REQUIRED WORK ▸
Arrange every line of the data below as a Markdown table with the columns Row and Line. Number the rows, skip blank lines, and omit the pictures.
#### WORKING DATA
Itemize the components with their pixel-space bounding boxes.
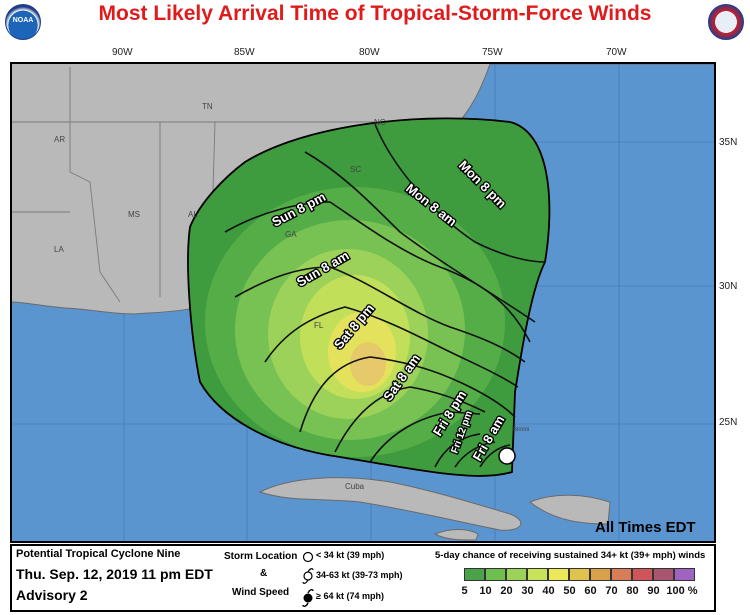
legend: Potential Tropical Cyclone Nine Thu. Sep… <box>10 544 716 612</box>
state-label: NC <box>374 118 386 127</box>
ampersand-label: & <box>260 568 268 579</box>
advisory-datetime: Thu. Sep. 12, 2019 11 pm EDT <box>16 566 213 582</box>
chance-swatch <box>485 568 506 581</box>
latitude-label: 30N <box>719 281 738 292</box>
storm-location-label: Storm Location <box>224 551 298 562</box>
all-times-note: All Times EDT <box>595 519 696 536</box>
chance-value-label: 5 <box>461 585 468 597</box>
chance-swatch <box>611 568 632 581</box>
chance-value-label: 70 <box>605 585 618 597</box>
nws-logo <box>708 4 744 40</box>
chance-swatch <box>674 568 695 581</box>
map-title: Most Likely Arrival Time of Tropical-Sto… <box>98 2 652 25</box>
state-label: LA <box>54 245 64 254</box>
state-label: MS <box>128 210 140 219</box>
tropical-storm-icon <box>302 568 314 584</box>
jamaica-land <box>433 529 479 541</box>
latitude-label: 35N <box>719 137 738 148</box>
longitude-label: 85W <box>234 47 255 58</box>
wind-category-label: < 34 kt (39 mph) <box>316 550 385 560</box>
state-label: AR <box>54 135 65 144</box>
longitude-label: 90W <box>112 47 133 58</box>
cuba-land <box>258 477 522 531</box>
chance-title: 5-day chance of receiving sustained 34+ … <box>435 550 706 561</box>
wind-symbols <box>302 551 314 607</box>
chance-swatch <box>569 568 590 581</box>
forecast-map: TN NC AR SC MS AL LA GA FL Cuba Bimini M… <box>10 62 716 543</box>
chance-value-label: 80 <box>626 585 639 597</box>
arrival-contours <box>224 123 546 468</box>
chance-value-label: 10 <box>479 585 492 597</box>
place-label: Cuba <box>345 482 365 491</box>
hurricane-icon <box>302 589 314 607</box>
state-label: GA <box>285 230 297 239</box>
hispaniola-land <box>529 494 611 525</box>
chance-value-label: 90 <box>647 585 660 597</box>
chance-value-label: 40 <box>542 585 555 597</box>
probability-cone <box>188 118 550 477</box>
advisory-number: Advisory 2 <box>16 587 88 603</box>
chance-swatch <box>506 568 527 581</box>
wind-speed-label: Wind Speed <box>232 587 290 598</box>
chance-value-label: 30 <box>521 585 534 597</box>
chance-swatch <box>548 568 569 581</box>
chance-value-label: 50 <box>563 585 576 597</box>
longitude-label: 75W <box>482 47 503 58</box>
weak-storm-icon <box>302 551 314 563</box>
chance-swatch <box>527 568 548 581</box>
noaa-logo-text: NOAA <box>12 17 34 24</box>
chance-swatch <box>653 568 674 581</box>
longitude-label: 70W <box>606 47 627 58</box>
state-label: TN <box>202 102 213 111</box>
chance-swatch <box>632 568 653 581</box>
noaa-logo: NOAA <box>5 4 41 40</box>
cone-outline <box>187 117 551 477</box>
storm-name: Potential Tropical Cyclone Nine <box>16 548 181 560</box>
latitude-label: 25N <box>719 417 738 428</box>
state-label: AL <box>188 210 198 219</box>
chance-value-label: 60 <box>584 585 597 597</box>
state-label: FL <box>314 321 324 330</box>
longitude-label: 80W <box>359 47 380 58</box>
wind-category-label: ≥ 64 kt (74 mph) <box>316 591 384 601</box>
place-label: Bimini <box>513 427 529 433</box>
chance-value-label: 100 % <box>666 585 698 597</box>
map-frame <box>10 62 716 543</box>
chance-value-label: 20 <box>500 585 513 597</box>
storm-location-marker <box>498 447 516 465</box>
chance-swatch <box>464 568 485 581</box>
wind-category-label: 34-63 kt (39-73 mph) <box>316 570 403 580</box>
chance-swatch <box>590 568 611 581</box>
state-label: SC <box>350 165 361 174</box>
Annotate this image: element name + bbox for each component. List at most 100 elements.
########
FINAL RESULT ▸
| Row | Line |
|---|---|
| 1 | Itemize the components with their pixel-space bounding boxes. |
| 2 | legend: Potential Tropical Cyclone Nine Thu. Sep… <box>10 544 716 612</box> |
| 3 | state-label: NC <box>374 118 386 127</box> |
| 4 | ampersand-label: & <box>260 568 268 579</box> |
| 5 | advisory-datetime: Thu. Sep. 12, 2019 11 pm EDT <box>16 566 213 582</box> |
| 6 | chance-swatch <box>485 568 506 581</box> |
| 7 | latitude-label: 30N <box>719 281 738 292</box> |
| 8 | storm-location-label: Storm Location <box>224 551 298 562</box> |
| 9 | all-times-note: All Times EDT <box>595 519 696 536</box> |
| 10 | chance-value-label: 5 <box>461 585 468 597</box> |
| 11 | chance-swatch <box>611 568 632 581</box> |
| 12 | chance-value-label: 70 <box>605 585 618 597</box> |
| 13 | nws-logo <box>708 4 744 40</box> |
| 14 | chance-swatch <box>674 568 695 581</box> |
| 15 | map-title: Most Likely Arrival Time of Tropical-Sto… <box>98 2 652 25</box> |
| 16 | state-label: LA <box>54 245 64 254</box> |
| 17 | state-label: MS <box>128 210 140 219</box> |
| 18 | tropical-storm-icon <box>302 568 314 584</box> |
| 19 | jamaica-land <box>433 529 479 541</box> |
| 20 | latitude-label: 35N <box>719 137 738 148</box> |
| 21 | longitude-label: 85W <box>234 47 255 58</box> |
| 22 | wind-category-label: < 34 kt (39 mph) <box>316 550 385 560</box> |
| 23 | state-label: AR <box>54 135 65 144</box> |
| 24 | longitude-label: 90W <box>112 47 133 58</box> |
| 25 | cuba-land <box>258 477 522 531</box> |
| 26 | chance-title: 5-day chance of receiving sustained 34+ … <box>435 550 706 561</box> |
| 27 | wind-symbols <box>302 551 314 607</box> |
| 28 | chance-swatch <box>569 568 590 581</box> |
| 29 | forecast-map: TN NC AR SC MS AL LA GA FL Cuba Bimini M… <box>10 62 716 543</box> |
| 30 | chance-value-label: 80 <box>626 585 639 597</box> |
| 31 | arrival-contours <box>224 123 546 468</box> |
| 32 | chance-value-label: 10 <box>479 585 492 597</box> |
| 33 | place-label: Cuba <box>345 482 365 491</box> |
| 34 | hurricane-icon <box>302 589 314 607</box> |
| 35 | state-label: GA <box>285 230 297 239</box> |
| 36 | hispaniola-land <box>529 494 611 525</box> |
| 37 | chance-value-label: 90 <box>647 585 660 597</box> |
| 38 | chance-value-label: 40 <box>542 585 555 597</box> |
| 39 | probability-cone <box>188 118 550 477</box> |
| 40 | advisory-number: Advisory 2 <box>16 587 88 603</box> |
| 41 | chance-swatch <box>506 568 527 581</box> |
| 42 | wind-speed-label: Wind Speed <box>232 587 290 598</box> |
| 43 | chance-value-label: 30 <box>521 585 534 597</box> |
| 44 | chance-swatch <box>548 568 569 581</box> |
| 45 | chance-value-label: 50 <box>563 585 576 597</box> |
| 46 | longitude-label: 75W <box>482 47 503 58</box> |
| 47 | weak-storm-icon <box>302 551 314 563</box> |
| 48 | chance-swatch <box>527 568 548 581</box> |
| 49 | noaa-logo-text: NOAA <box>12 17 34 24</box> |
| 50 | chance-swatch <box>653 568 674 581</box> |
| 51 | longitude-label: 70W <box>606 47 627 58</box> |
| 52 | state-label: TN <box>202 102 213 111</box> |
| 53 | chance-swatch <box>632 568 653 581</box> |
| 54 | noaa-logo: NOAA <box>5 4 41 40</box> |
| 55 | cone-outline <box>187 117 551 477</box> |
| 56 | storm-name: Potential Tropical Cyclone Nine <box>16 548 181 560</box> |
| 57 | latitude-label: 25N <box>719 417 738 428</box> |
| 58 | state-label: AL <box>188 210 198 219</box> |
| 59 | chance-value-label: 60 <box>584 585 597 597</box> |
| 60 | state-label: FL <box>314 321 324 330</box> |
| 61 | longitude-label: 80W <box>359 47 380 58</box> |
| 62 | wind-category-label: ≥ 64 kt (74 mph) <box>316 591 384 601</box> |
| 63 | place-label: Bimini <box>513 427 529 433</box> |
| 64 | chance-value-label: 100 % <box>666 585 698 597</box> |
| 65 | map-frame <box>10 62 716 543</box> |
| 66 | chance-value-label: 20 <box>500 585 513 597</box> |
| 67 | storm-location-marker <box>498 447 516 465</box> |
| 68 | chance-swatch <box>464 568 485 581</box> |
| 69 | wind-category-label: 34-63 kt (39-73 mph) <box>316 570 403 580</box> |
| 70 | chance-swatch <box>590 568 611 581</box> |
| 71 | state-label: SC <box>350 165 361 174</box> |
| 72 | Annotate this image: element name + bbox for each component. List at most 100 elements. |